What you are asked to do: Quote the listing in full, exactly as given, minus any pictures.

==========

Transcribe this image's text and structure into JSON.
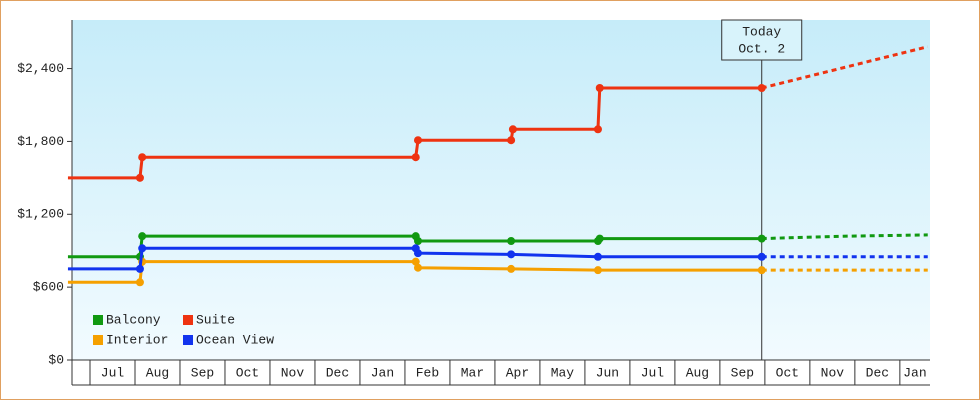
{
  "chart_data": {
    "type": "step-line",
    "categories": [
      "Jul",
      "Aug",
      "Sep",
      "Oct",
      "Nov",
      "Dec",
      "Jan",
      "Feb",
      "Mar",
      "Apr",
      "May",
      "Jun",
      "Jul",
      "Aug",
      "Sep",
      "Oct",
      "Nov",
      "Dec",
      "Jan"
    ],
    "xlim": [
      -0.4,
      18.67
    ],
    "ylim": [
      0,
      2800
    ],
    "yticks": [
      {
        "value": 0,
        "label": "$0"
      },
      {
        "value": 600,
        "label": "$600"
      },
      {
        "value": 1200,
        "label": "$1,200"
      },
      {
        "value": 1800,
        "label": "$1,800"
      },
      {
        "value": 2400,
        "label": "$2,400"
      }
    ],
    "today": {
      "x": 14.93,
      "label": [
        "Today",
        "Oct. 2"
      ]
    },
    "series": [
      {
        "name": "Balcony",
        "color": "#119911",
        "x": [
          -0.49,
          1.11,
          1.16,
          7.24,
          7.29,
          9.36,
          11.29,
          11.33,
          14.93
        ],
        "values": [
          850,
          850,
          1020,
          1020,
          980,
          980,
          980,
          1000,
          1000
        ],
        "forecast_x": [
          14.93,
          16.84,
          18.62
        ],
        "forecast_values": [
          1000,
          1020,
          1030
        ]
      },
      {
        "name": "Suite",
        "color": "#ee3311",
        "x": [
          -0.49,
          1.11,
          1.16,
          7.24,
          7.29,
          9.36,
          9.4,
          11.29,
          11.33,
          14.93
        ],
        "values": [
          1500,
          1500,
          1670,
          1670,
          1810,
          1810,
          1900,
          1900,
          2240,
          2240
        ],
        "forecast_x": [
          14.93,
          18.62
        ],
        "forecast_values": [
          2240,
          2580
        ]
      },
      {
        "name": "Interior",
        "color": "#f5a000",
        "x": [
          -0.49,
          1.11,
          1.16,
          7.24,
          7.29,
          9.36,
          11.29,
          14.93
        ],
        "values": [
          640,
          640,
          810,
          810,
          760,
          750,
          740,
          740
        ],
        "forecast_x": [
          14.93,
          18.62
        ],
        "forecast_values": [
          740,
          740
        ]
      },
      {
        "name": "Ocean View",
        "color": "#1133ee",
        "x": [
          -0.49,
          1.11,
          1.16,
          7.24,
          7.29,
          9.36,
          11.29,
          14.93
        ],
        "values": [
          750,
          750,
          920,
          920,
          880,
          870,
          850,
          850
        ],
        "forecast_x": [
          14.93,
          18.62
        ],
        "forecast_values": [
          850,
          850
        ]
      }
    ]
  }
}
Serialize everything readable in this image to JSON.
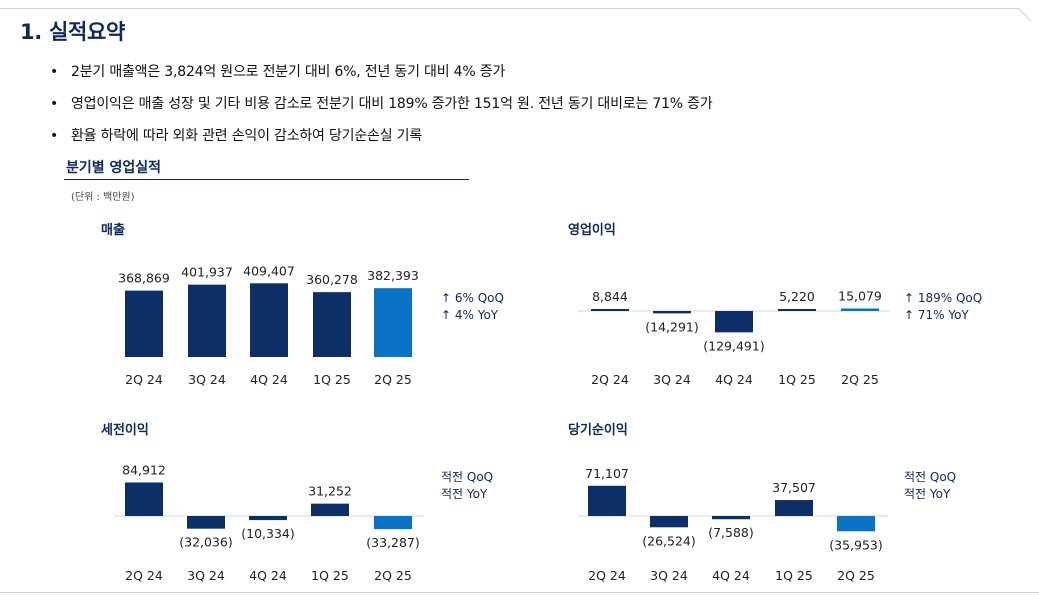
{
  "page": {
    "title": "1. 실적요약",
    "bullets": [
      "2분기 매출액은 3,824억 원으로 전분기 대비 6%, 전년 동기 대비 4% 증가",
      "영업이익은 매출 성장 및 기타 비용 감소로 전분기 대비 189% 증가한 151억 원. 전년 동기 대비로는 71% 증가",
      "환율 하락에 따라 외화 관련 손익이 감소하여 당기순손실 기록"
    ],
    "section_title": "분기별 영업실적",
    "unit": "(단위 : 백만원)"
  },
  "colors": {
    "bar": "#0b2f66",
    "highlight": "#0a72c7",
    "title": "#0b2a5c"
  },
  "chart_data": [
    {
      "type": "bar",
      "title": "매출",
      "categories": [
        "2Q 24",
        "3Q 24",
        "4Q 24",
        "1Q 25",
        "2Q 25"
      ],
      "values": [
        368869,
        401937,
        409407,
        360278,
        382393
      ],
      "labels": [
        "368,869",
        "401,937",
        "409,407",
        "360,278",
        "382,393"
      ],
      "highlight_index": 4,
      "notes": [
        "↑ 6% QoQ",
        "↑ 4% YoY"
      ]
    },
    {
      "type": "bar",
      "title": "영업이익",
      "categories": [
        "2Q 24",
        "3Q 24",
        "4Q 24",
        "1Q 25",
        "2Q 25"
      ],
      "values": [
        8844,
        -14291,
        -129491,
        5220,
        15079
      ],
      "labels": [
        "8,844",
        "(14,291)",
        "(129,491)",
        "5,220",
        "15,079"
      ],
      "highlight_index": 4,
      "notes": [
        "↑ 189% QoQ",
        "↑ 71% YoY"
      ]
    },
    {
      "type": "bar",
      "title": "세전이익",
      "categories": [
        "2Q 24",
        "3Q 24",
        "4Q 24",
        "1Q 25",
        "2Q 25"
      ],
      "values": [
        84912,
        -32036,
        -10334,
        31252,
        -33287
      ],
      "labels": [
        "84,912",
        "(32,036)",
        "(10,334)",
        "31,252",
        "(33,287)"
      ],
      "highlight_index": 4,
      "notes": [
        "적전 QoQ",
        "적전 YoY"
      ]
    },
    {
      "type": "bar",
      "title": "당기순이익",
      "categories": [
        "2Q 24",
        "3Q 24",
        "4Q 24",
        "1Q 25",
        "2Q 25"
      ],
      "values": [
        71107,
        -26524,
        -7588,
        37507,
        -35953
      ],
      "labels": [
        "71,107",
        "(26,524)",
        "(7,588)",
        "37,507",
        "(35,953)"
      ],
      "highlight_index": 4,
      "notes": [
        "적전 QoQ",
        "적전 YoY"
      ]
    }
  ]
}
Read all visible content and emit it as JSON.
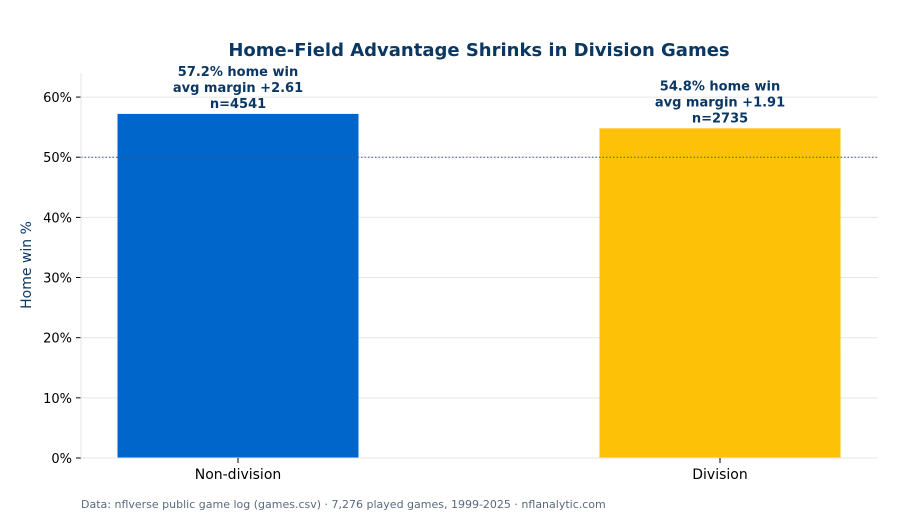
{
  "colors": {
    "title": "#0b3763",
    "label_text": "#0b3763",
    "grid": "#e6e6e6",
    "axis": "#000000",
    "reference_line": "#3d5a80",
    "footer": "#5a6a7e"
  },
  "footer": "Data: nflverse public game log (games.csv) · 7,276 played games, 1999-2025 · nflanalytic.com",
  "chart_data": {
    "type": "bar",
    "title": "Home-Field Advantage Shrinks in Division Games",
    "xlabel": "",
    "ylabel": "Home win %",
    "ylim": [
      0,
      0.64
    ],
    "yticks": [
      0,
      0.1,
      0.2,
      0.3,
      0.4,
      0.5,
      0.6
    ],
    "ytick_labels": [
      "0%",
      "10%",
      "20%",
      "30%",
      "40%",
      "50%",
      "60%"
    ],
    "grid": "y",
    "reference_line": 0.5,
    "categories": [
      "Non-division",
      "Division"
    ],
    "values": [
      0.572,
      0.548
    ],
    "colors": [
      "#0066cc",
      "#fdc107"
    ],
    "annotations": [
      [
        "57.2% home win",
        "avg margin +2.61",
        "n=4541"
      ],
      [
        "54.8% home win",
        "avg margin +1.91",
        "n=2735"
      ]
    ]
  }
}
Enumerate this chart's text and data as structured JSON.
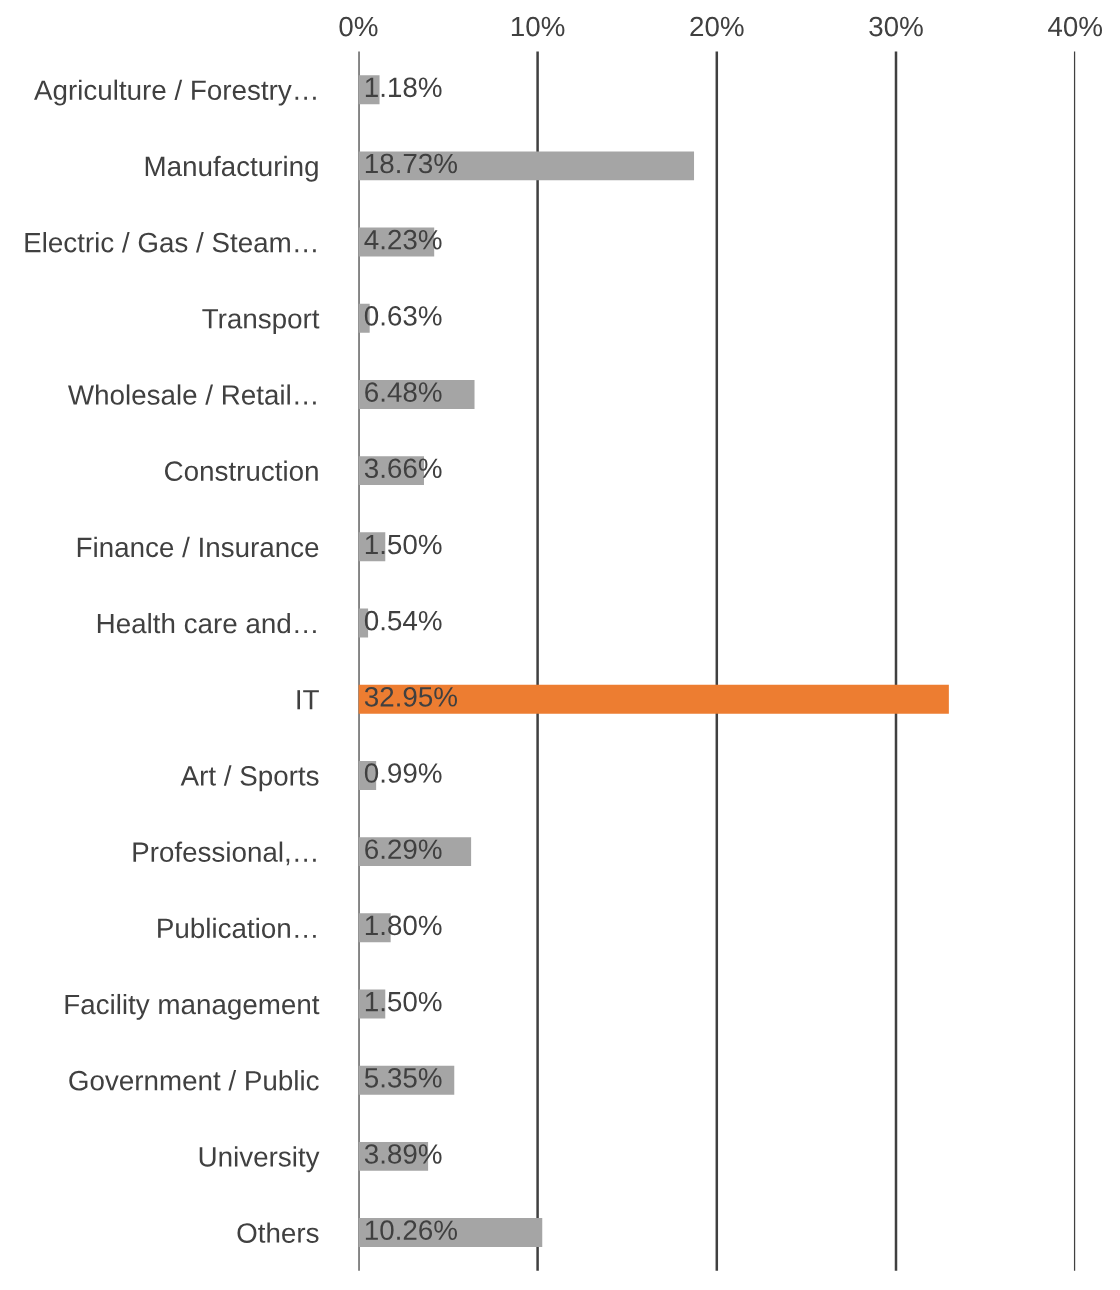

==========

Response for this exercise:
Transcribe this image's text and structure into JSON.
{
  "chart_data": {
    "type": "step-line",
    "categories": [
      "Jul",
      "Aug",
      "Sep",
      "Oct",
      "Nov",
      "Dec",
      "Jan",
      "Feb",
      "Mar",
      "Apr",
      "May",
      "Jun",
      "Jul",
      "Aug",
      "Sep",
      "Oct",
      "Nov",
      "Dec",
      "Jan"
    ],
    "xlim": [
      -0.4,
      18.67
    ],
    "ylim": [
      0,
      2800
    ],
    "yticks": [
      {
        "value": 0,
        "label": "$0"
      },
      {
        "value": 600,
        "label": "$600"
      },
      {
        "value": 1200,
        "label": "$1,200"
      },
      {
        "value": 1800,
        "label": "$1,800"
      },
      {
        "value": 2400,
        "label": "$2,400"
      }
    ],
    "today": {
      "x": 14.93,
      "label": [
        "Today",
        "Oct. 2"
      ]
    },
    "series": [
      {
        "name": "Balcony",
        "color": "#119911",
        "x": [
          -0.49,
          1.11,
          1.16,
          7.24,
          7.29,
          9.36,
          11.29,
          11.33,
          14.93
        ],
        "values": [
          850,
          850,
          1020,
          1020,
          980,
          980,
          980,
          1000,
          1000
        ],
        "forecast_x": [
          14.93,
          16.84,
          18.62
        ],
        "forecast_values": [
          1000,
          1020,
          1030
        ]
      },
      {
        "name": "Suite",
        "color": "#ee3311",
        "x": [
          -0.49,
          1.11,
          1.16,
          7.24,
          7.29,
          9.36,
          9.4,
          11.29,
          11.33,
          14.93
        ],
        "values": [
          1500,
          1500,
          1670,
          1670,
          1810,
          1810,
          1900,
          1900,
          2240,
          2240
        ],
        "forecast_x": [
          14.93,
          18.62
        ],
        "forecast_values": [
          2240,
          2580
        ]
      },
      {
        "name": "Interior",
        "color": "#f5a000",
        "x": [
          -0.49,
          1.11,
          1.16,
          7.24,
          7.29,
          9.36,
          11.29,
          14.93
        ],
        "values": [
          640,
          640,
          810,
          810,
          760,
          750,
          740,
          740
        ],
        "forecast_x": [
          14.93,
          18.62
        ],
        "forecast_values": [
          740,
          740
        ]
      },
      {
        "name": "Ocean View",
        "color": "#1133ee",
        "x": [
          -0.49,
          1.11,
          1.16,
          7.24,
          7.29,
          9.36,
          11.29,
          14.93
        ],
        "values": [
          750,
          750,
          920,
          920,
          880,
          870,
          850,
          850
        ],
        "forecast_x": [
          14.93,
          18.62
        ],
        "forecast_values": [
          850,
          850
        ]
      }
    ]
  }
}
Serialize everything readable in this image to JSON.
{
  "page": {
    "title": "1. 실적요약",
    "bullets": [
      "2분기 매출액은 3,824억 원으로 전분기 대비 6%, 전년 동기 대비 4% 증가",
      "영업이익은 매출 성장 및 기타 비용 감소로 전분기 대비 189% 증가한 151억 원. 전년 동기 대비로는 71% 증가",
      "환율 하락에 따라 외화 관련 손익이 감소하여 당기순손실 기록"
    ],
    "section_title": "분기별 영업실적",
    "unit": "(단위 : 백만원)"
  },
  "colors": {
    "bar": "#0b2f66",
    "highlight": "#0a72c7",
    "title": "#0b2a5c"
  },
  "chart_data": [
    {
      "type": "bar",
      "title": "매출",
      "categories": [
        "2Q 24",
        "3Q 24",
        "4Q 24",
        "1Q 25",
        "2Q 25"
      ],
      "values": [
        368869,
        401937,
        409407,
        360278,
        382393
      ],
      "labels": [
        "368,869",
        "401,937",
        "409,407",
        "360,278",
        "382,393"
      ],
      "highlight_index": 4,
      "notes": [
        "↑ 6% QoQ",
        "↑ 4% YoY"
      ]
    },
    {
      "type": "bar",
      "title": "영업이익",
      "categories": [
        "2Q 24",
        "3Q 24",
        "4Q 24",
        "1Q 25",
        "2Q 25"
      ],
      "values": [
        8844,
        -14291,
        -129491,
        5220,
        15079
      ],
      "labels": [
        "8,844",
        "(14,291)",
        "(129,491)",
        "5,220",
        "15,079"
      ],
      "highlight_index": 4,
      "notes": [
        "↑ 189% QoQ",
        "↑ 71% YoY"
      ]
    },
    {
      "type": "bar",
      "title": "세전이익",
      "categories": [
        "2Q 24",
        "3Q 24",
        "4Q 24",
        "1Q 25",
        "2Q 25"
      ],
      "values": [
        84912,
        -32036,
        -10334,
        31252,
        -33287
      ],
      "labels": [
        "84,912",
        "(32,036)",
        "(10,334)",
        "31,252",
        "(33,287)"
      ],
      "highlight_index": 4,
      "notes": [
        "적전 QoQ",
        "적전 YoY"
      ]
    },
    {
      "type": "bar",
      "title": "당기순이익",
      "categories": [
        "2Q 24",
        "3Q 24",
        "4Q 24",
        "1Q 25",
        "2Q 25"
      ],
      "values": [
        71107,
        -26524,
        -7588,
        37507,
        -35953
      ],
      "labels": [
        "71,107",
        "(26,524)",
        "(7,588)",
        "37,507",
        "(35,953)"
      ],
      "highlight_index": 4,
      "notes": [
        "적전 QoQ",
        "적전 YoY"
      ]
    }
  ]
}
Read all visible content and emit it as JSON.
{
  "colors": {
    "title": "#0b3763",
    "label_text": "#0b3763",
    "grid": "#e6e6e6",
    "axis": "#000000",
    "reference_line": "#3d5a80",
    "footer": "#5a6a7e"
  },
  "footer": "Data: nflverse public game log (games.csv) · 7,276 played games, 1999-2025 · nflanalytic.com",
  "chart_data": {
    "type": "bar",
    "title": "Home-Field Advantage Shrinks in Division Games",
    "xlabel": "",
    "ylabel": "Home win %",
    "ylim": [
      0,
      0.64
    ],
    "yticks": [
      0,
      0.1,
      0.2,
      0.3,
      0.4,
      0.5,
      0.6
    ],
    "ytick_labels": [
      "0%",
      "10%",
      "20%",
      "30%",
      "40%",
      "50%",
      "60%"
    ],
    "grid": "y",
    "reference_line": 0.5,
    "categories": [
      "Non-division",
      "Division"
    ],
    "values": [
      0.572,
      0.548
    ],
    "colors": [
      "#0066cc",
      "#fdc107"
    ],
    "annotations": [
      [
        "57.2% home win",
        "avg margin +2.61",
        "n=4541"
      ],
      [
        "54.8% home win",
        "avg margin +1.91",
        "n=2735"
      ]
    ]
  }
}
Enumerate this chart's text and data as structured JSON.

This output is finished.